>> START GIVEN TEXT
I don’t know how many times someone will try to lure me into a get rich quick scheme. And sometimes I am gullible as we all are guilty of and fall for the deceit of either the promoter or the company representative. Another entertainment or media app. A new version of craigslist for students. A dating app based on musical interests. Many of these half-baked ideas are from people who could not care to do a google search to find out the idea has already been tried and failed miserably, or has been done successfully many times by someone else. The problem with the hype around startups is early entrants escaped this kind of scrutiny and as investors took on a steep learning curve they were willing to parcel out cash to projects that lacked substance and due diligence.
As with most industries, consolidation takes place sooner or later. Some industries through either regulation or a unique history manage to avoid this stage. Yet most will at some point be organized to a point where the barriers to entry are too high and relations between firms and consumers normalize. The emergence of a disruptive core of startups to threaten many of these industries was only temporary. Y-Combinator, a leading start up factory, is set to exponentially expand its reach. Its end vision is to reorient the entire economy to operate along lines of the startup model. In effect, there will be one startup generator, and a few ventures will perform the winner-take-all function. Just as each app has undergone a similar transformation in the market.
>> END GIVEN TEXT
>> START COLLECTED DATA
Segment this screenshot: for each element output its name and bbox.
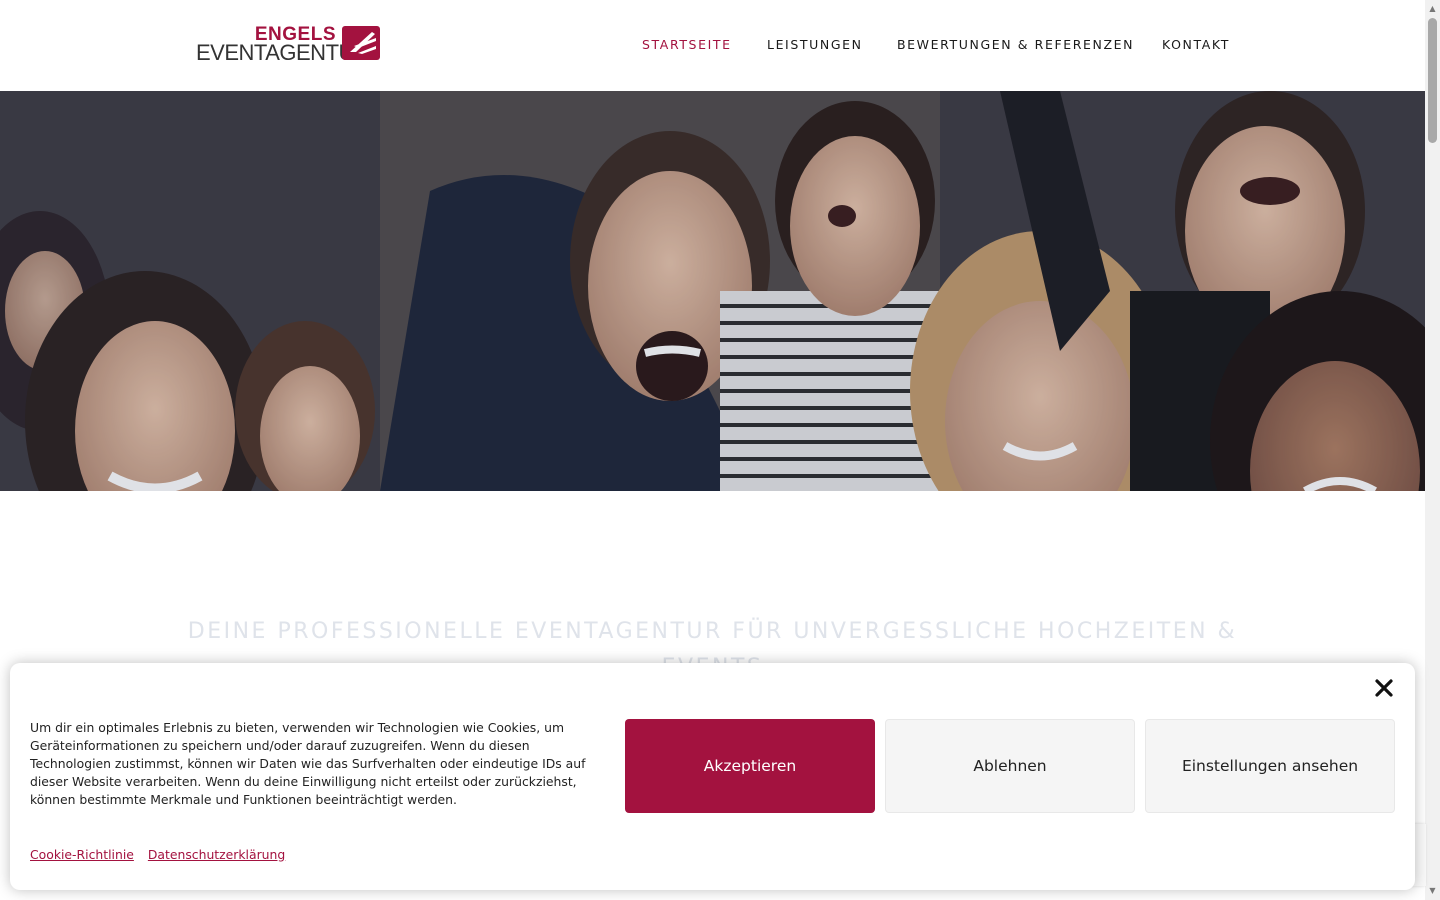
>> END COLLECTED DATA
TO DO: Can you continue the essay on startup hype and industry consolidation, picking up right after its last sentence?

EXPECTED OUTPUT:
I still encounter excitement for the start up space and delusions of grandeur though, even they are waning in their drive to innovation. The real value in any startup will be in its potential to capture the lion’s share of the market, and run with it. Intelligent investors are placing their capital few and far between as they have effectively learned the pattern of successful startups. As precision figures into strategy, decisive winners are those who focus on user experience not a flash in the pan headliner as before. Promoters and creators of the sharing economy are held by an almost religious esteem to the same formula they have always used, despite all indications to the contrary. But perhaps they have forgotten the unwritten rule of commerce, don’t get too high on your own supply.

Happy Investing!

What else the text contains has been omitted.